**Short task:** Locate all lines with the word "Application". Copy them.

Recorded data
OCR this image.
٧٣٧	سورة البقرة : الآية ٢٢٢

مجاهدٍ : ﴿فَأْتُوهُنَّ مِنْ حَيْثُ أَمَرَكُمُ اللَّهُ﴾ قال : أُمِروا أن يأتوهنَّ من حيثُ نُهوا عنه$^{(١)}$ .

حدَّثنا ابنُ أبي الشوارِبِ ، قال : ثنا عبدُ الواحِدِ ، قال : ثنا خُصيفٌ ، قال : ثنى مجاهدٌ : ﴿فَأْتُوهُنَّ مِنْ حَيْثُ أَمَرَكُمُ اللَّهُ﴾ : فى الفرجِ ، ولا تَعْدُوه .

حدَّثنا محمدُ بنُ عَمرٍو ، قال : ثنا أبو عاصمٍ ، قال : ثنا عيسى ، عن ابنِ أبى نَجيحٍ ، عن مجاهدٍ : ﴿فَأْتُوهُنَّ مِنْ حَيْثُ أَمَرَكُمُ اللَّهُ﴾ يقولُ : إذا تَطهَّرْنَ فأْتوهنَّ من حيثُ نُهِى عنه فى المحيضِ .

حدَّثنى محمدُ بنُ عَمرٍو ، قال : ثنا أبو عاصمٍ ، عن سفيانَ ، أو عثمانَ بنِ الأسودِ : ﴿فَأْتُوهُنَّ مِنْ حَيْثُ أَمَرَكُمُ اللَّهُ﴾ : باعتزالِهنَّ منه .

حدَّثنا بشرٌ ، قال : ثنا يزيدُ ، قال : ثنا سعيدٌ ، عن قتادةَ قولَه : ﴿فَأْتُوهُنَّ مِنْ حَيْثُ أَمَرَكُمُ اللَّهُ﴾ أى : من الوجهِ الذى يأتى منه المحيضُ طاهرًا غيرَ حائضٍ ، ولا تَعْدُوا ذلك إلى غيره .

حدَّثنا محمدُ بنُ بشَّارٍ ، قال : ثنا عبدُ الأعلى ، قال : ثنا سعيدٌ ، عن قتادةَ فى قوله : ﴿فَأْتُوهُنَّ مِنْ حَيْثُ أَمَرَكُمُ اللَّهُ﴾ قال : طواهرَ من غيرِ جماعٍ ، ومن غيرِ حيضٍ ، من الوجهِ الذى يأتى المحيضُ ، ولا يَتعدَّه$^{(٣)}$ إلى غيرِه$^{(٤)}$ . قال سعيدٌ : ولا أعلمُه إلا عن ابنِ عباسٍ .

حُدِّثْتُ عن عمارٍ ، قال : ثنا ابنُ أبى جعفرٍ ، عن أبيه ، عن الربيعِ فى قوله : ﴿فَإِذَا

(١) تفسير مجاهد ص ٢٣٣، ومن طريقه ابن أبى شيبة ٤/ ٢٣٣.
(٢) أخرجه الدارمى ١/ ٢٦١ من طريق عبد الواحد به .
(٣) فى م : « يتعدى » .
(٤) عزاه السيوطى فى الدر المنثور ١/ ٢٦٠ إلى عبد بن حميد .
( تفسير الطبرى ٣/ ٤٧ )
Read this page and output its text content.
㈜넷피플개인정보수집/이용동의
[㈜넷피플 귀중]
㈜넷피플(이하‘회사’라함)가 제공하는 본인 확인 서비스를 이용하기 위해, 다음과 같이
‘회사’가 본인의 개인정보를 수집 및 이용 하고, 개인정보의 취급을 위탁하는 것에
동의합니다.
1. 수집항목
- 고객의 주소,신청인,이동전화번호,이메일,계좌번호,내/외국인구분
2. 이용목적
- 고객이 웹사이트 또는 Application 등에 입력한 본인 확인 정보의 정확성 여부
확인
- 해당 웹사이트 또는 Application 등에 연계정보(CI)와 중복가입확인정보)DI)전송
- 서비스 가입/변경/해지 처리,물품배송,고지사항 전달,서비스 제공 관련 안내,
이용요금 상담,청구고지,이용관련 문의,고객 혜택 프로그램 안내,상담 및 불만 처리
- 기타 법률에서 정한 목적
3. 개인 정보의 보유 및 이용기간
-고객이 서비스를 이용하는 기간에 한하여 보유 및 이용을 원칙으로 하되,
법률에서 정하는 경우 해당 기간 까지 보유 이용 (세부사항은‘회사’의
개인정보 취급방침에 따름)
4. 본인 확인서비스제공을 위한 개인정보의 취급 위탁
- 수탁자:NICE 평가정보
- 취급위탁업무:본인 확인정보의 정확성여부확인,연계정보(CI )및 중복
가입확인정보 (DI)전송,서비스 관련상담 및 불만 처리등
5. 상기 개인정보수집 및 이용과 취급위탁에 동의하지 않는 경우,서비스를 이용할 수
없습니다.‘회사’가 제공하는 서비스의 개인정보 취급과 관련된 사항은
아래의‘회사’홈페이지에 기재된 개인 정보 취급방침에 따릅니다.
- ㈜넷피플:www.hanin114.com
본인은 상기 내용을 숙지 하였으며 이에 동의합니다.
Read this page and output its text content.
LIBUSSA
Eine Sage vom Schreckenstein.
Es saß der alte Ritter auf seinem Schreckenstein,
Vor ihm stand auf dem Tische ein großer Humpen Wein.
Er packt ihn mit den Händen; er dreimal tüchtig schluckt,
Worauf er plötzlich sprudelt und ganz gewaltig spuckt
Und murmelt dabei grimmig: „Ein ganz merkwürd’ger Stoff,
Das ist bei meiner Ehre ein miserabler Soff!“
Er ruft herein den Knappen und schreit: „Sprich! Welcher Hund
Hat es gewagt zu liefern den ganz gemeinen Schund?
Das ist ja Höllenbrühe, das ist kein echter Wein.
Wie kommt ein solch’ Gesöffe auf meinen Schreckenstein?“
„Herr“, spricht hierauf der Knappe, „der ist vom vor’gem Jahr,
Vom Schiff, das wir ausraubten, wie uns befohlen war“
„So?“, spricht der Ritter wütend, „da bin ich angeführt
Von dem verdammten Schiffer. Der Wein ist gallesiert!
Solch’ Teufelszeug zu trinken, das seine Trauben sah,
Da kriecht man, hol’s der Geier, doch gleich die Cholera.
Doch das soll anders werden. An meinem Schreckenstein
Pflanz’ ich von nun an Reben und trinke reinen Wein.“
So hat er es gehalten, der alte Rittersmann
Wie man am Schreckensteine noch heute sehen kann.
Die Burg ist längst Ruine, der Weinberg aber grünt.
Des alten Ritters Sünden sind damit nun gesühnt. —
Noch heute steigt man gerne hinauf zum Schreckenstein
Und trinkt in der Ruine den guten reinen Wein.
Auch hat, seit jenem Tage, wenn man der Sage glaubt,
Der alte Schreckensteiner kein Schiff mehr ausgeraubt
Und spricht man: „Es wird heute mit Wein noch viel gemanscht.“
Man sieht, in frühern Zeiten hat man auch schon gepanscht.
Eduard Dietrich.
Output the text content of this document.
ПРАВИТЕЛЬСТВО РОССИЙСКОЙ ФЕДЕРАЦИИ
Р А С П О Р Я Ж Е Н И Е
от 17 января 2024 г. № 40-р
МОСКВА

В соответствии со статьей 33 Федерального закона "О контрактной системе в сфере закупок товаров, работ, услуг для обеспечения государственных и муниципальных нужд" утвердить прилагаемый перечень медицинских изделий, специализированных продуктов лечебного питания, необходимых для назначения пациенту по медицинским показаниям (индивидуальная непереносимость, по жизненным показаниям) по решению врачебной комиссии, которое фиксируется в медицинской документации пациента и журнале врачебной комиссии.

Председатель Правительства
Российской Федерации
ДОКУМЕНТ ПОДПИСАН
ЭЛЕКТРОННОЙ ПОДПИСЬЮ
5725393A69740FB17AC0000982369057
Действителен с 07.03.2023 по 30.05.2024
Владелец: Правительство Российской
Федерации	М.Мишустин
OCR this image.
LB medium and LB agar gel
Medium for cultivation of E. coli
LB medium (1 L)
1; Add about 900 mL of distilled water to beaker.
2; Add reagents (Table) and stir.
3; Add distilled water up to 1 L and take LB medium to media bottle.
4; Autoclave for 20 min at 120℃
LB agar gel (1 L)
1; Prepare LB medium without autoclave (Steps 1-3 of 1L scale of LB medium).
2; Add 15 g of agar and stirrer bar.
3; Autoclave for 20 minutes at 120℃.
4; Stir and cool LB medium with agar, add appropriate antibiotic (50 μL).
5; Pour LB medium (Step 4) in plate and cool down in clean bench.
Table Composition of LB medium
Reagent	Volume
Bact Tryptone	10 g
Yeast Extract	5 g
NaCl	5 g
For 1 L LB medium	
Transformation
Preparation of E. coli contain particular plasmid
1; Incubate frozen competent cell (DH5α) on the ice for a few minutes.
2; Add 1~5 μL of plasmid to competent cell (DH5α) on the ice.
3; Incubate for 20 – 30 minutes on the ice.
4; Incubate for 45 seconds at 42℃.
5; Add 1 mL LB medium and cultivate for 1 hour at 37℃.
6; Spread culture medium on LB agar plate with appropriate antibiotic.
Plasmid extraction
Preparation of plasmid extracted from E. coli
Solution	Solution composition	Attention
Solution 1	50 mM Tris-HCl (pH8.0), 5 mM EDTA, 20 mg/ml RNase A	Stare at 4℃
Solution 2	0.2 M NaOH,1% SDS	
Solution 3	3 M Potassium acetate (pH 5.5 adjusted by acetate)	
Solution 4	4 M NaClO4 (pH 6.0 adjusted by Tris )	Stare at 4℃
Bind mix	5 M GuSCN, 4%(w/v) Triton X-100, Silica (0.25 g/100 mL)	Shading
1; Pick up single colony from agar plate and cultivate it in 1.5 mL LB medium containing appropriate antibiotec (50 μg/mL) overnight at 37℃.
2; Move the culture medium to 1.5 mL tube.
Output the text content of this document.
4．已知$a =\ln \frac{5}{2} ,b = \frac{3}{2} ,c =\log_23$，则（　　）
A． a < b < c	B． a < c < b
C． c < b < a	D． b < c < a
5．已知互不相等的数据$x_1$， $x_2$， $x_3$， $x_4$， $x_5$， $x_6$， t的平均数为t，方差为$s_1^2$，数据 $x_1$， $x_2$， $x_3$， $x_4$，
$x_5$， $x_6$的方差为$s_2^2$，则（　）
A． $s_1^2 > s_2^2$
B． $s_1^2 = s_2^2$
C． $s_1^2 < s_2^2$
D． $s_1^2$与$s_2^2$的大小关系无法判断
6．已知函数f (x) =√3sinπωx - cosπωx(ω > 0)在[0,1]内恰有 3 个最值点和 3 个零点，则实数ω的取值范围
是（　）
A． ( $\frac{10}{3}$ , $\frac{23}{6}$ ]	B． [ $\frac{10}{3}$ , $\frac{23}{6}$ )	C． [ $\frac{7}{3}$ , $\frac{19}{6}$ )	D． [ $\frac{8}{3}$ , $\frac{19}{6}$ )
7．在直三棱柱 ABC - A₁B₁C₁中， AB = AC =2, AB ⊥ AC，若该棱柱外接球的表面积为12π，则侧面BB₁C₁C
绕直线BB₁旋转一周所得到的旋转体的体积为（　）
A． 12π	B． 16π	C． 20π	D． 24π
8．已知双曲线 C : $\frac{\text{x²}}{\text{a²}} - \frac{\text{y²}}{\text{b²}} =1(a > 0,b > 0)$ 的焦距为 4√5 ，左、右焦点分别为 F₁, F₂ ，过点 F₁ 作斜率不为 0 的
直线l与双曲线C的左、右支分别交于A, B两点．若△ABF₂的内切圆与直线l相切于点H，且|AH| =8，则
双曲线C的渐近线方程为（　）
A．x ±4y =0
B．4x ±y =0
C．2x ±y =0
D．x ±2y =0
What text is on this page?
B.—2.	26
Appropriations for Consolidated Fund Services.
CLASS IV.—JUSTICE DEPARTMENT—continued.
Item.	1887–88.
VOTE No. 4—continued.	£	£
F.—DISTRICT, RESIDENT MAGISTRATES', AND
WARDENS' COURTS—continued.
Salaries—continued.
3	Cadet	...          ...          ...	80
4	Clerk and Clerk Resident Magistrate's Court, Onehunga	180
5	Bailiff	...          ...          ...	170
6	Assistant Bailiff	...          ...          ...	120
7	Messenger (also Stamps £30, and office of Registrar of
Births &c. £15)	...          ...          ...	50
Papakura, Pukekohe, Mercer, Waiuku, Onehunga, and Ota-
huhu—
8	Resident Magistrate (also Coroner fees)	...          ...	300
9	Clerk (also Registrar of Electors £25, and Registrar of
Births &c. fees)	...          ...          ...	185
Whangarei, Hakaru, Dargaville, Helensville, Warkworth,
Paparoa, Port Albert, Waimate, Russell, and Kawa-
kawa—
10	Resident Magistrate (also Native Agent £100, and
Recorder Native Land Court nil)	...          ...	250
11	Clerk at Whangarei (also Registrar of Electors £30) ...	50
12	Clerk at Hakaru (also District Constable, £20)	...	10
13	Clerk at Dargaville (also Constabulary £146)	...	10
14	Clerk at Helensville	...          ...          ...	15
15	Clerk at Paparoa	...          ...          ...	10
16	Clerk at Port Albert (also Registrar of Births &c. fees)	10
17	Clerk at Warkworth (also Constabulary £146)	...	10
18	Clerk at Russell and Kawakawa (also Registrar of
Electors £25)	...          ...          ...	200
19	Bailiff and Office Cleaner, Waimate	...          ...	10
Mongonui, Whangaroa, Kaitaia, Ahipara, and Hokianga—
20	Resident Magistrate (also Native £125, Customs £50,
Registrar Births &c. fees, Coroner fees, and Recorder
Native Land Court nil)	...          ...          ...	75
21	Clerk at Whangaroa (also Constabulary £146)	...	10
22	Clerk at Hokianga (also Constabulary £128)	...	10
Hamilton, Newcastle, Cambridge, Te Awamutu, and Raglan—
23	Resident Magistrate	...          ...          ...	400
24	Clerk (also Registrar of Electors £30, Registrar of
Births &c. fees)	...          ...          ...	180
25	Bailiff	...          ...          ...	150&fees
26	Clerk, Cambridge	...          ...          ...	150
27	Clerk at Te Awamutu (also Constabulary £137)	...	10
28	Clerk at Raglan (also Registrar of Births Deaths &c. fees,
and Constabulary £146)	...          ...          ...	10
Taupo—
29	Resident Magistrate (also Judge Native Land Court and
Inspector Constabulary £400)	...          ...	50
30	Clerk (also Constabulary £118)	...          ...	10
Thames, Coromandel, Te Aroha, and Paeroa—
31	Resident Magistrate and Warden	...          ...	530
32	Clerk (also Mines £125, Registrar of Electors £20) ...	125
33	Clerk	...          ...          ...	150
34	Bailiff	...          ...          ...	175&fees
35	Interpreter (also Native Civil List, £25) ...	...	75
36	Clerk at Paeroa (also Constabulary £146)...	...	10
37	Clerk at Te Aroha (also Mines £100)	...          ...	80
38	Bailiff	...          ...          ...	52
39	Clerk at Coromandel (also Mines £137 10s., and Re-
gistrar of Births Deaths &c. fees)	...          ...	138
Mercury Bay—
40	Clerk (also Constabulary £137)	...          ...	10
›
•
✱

**Expected answer:**
- 고객이 웹사이트 또는 Application 등에 입력한 본인 확인 정보의 정확성 여부
- 해당 웹사이트 또는 Application 등에 연계정보(CI)와 중복가입확인정보)DI)전송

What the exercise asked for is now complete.